### SET PROBLEM:
Leave out the pictures and copy everything else in the entries exactly.

### THE INPUT:

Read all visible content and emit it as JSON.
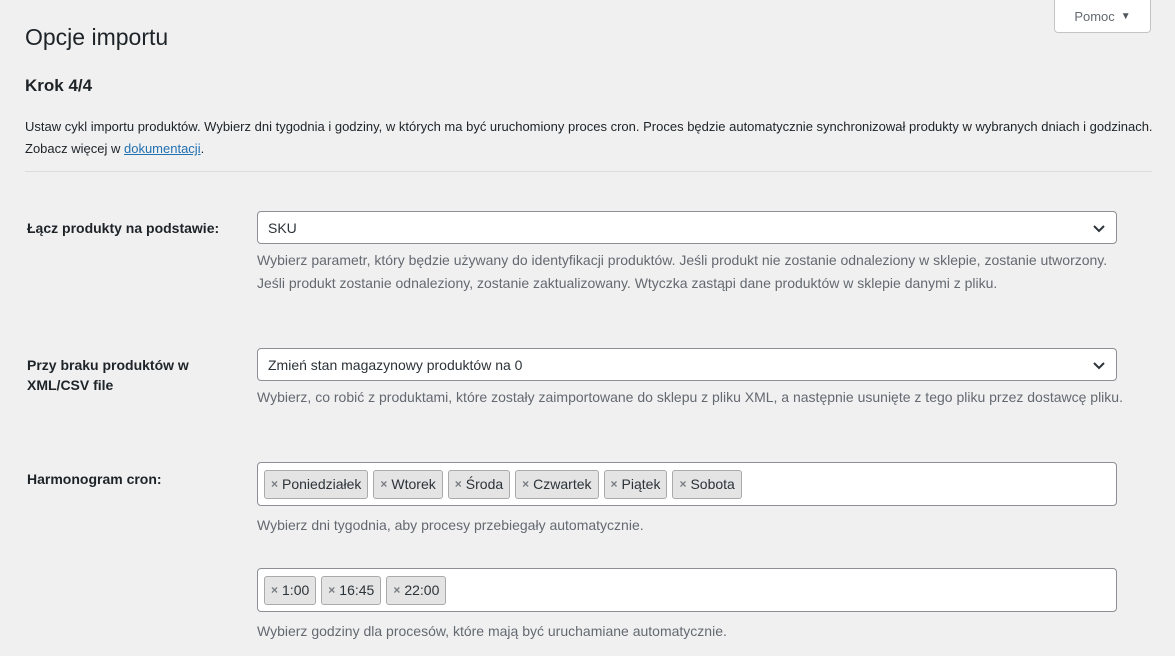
{
  "help": {
    "label": "Pomoc"
  },
  "page": {
    "title": "Opcje importu",
    "step": "Krok 4/4",
    "intro_text": "Ustaw cykl importu produktów. Wybierz dni tygodnia i godziny, w których ma być uruchomiony proces cron. Proces będzie automatycznie synchronizował produkty w wybranych dniach i godzinach. Zobacz więcej w ",
    "intro_link": "dokumentacji",
    "intro_end": "."
  },
  "fields": {
    "match": {
      "label": "Łącz produkty na podstawie:",
      "value": "SKU",
      "description": "Wybierz parametr, który będzie używany do identyfikacji produktów. Jeśli produkt nie zostanie odnaleziony w sklepie, zostanie utworzony. Jeśli produkt zostanie odnaleziony, zostanie zaktualizowany. Wtyczka zastąpi dane produktów w sklepie danymi z pliku."
    },
    "missing": {
      "label": "Przy braku produktów w XML/CSV file",
      "value": "Zmień stan magazynowy produktów na 0",
      "description": "Wybierz, co robić z produktami, które zostały zaimportowane do sklepu z pliku XML, a następnie usunięte z tego pliku przez dostawcę pliku."
    },
    "cron": {
      "label": "Harmonogram cron:",
      "days": [
        "Poniedziałek",
        "Wtorek",
        "Środa",
        "Czwartek",
        "Piątek",
        "Sobota"
      ],
      "days_description": "Wybierz dni tygodnia, aby procesy przebiegały automatycznie.",
      "hours": [
        "1:00",
        "16:45",
        "22:00"
      ],
      "hours_description": "Wybierz godziny dla procesów, które mają być uruchamiane automatycznie."
    }
  }
}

### EXERCISE SOLUTION:
Read all visible content and emit it as JSON.
{
  "help": {
    "label": "Pomoc"
  },
  "page": {
    "title": "Opcje importu",
    "step": "Krok 4/4",
    "intro_text": "Ustaw cykl importu produktów. Wybierz dni tygodnia i godziny, w których ma być uruchomiony proces cron. Proces będzie automatycznie synchronizował produkty w wybranych dniach i godzinach. Zobacz więcej w ",
    "intro_link": "dokumentacji",
    "intro_end": "."
  },
  "fields": {
    "match": {
      "label": "Łącz produkty na podstawie:",
      "value": "SKU",
      "description": "Wybierz parametr, który będzie używany do identyfikacji produktów. Jeśli produkt nie zostanie odnaleziony w sklepie, zostanie utworzony. Jeśli produkt zostanie odnaleziony, zostanie zaktualizowany. Wtyczka zastąpi dane produktów w sklepie danymi z pliku."
    },
    "missing": {
      "label": "Przy braku produktów w XML/CSV file",
      "value": "Zmień stan magazynowy produktów na 0",
      "description": "Wybierz, co robić z produktami, które zostały zaimportowane do sklepu z pliku XML, a następnie usunięte z tego pliku przez dostawcę pliku."
    },
    "cron": {
      "label": "Harmonogram cron:",
      "days": [
        "Poniedziałek",
        "Wtorek",
        "Środa",
        "Czwartek",
        "Piątek",
        "Sobota"
      ],
      "days_description": "Wybierz dni tygodnia, aby procesy przebiegały automatycznie.",
      "hours": [
        "1:00",
        "16:45",
        "22:00"
      ],
      "hours_description": "Wybierz godziny dla procesów, które mają być uruchamiane automatycznie."
    }
  }
}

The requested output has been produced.